Goal:
Search the data below for "Technology"; list each line that holds it.

Rows:
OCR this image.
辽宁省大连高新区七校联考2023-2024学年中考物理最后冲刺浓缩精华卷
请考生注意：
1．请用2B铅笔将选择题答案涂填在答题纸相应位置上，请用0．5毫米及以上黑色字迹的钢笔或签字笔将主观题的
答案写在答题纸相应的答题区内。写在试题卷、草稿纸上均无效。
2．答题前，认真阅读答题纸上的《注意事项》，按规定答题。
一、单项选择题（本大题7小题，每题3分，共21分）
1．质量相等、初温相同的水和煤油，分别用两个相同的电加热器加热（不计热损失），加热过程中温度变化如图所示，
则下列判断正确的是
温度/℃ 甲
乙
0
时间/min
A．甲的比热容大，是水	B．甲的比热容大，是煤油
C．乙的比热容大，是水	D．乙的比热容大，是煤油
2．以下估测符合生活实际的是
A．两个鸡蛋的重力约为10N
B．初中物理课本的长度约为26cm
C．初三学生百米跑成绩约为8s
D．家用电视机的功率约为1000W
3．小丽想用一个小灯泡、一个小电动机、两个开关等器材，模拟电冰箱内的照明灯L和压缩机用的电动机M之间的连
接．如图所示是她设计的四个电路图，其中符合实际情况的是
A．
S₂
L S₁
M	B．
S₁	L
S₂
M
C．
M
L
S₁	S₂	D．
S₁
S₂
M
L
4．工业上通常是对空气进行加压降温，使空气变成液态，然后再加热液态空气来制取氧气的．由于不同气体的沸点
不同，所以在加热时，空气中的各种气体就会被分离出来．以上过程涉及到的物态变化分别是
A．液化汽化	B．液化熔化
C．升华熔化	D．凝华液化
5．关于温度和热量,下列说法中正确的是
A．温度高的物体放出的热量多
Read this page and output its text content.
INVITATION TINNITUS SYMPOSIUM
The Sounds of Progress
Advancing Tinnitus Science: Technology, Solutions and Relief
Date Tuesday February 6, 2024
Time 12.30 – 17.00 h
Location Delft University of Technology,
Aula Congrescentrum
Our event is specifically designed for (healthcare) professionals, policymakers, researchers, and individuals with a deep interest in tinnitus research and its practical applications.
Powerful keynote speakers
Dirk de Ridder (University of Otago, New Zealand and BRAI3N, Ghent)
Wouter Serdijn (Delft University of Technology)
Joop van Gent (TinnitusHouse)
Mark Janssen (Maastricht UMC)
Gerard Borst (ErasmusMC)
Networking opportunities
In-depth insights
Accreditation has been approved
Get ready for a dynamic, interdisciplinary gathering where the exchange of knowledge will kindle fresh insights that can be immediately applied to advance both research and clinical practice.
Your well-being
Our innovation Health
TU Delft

Result for this exercise:
Advancing Tinnitus Science: Technology, Solutions and Relief
Location Delft University of Technology,
Wouter Serdijn (Delft University of Technology)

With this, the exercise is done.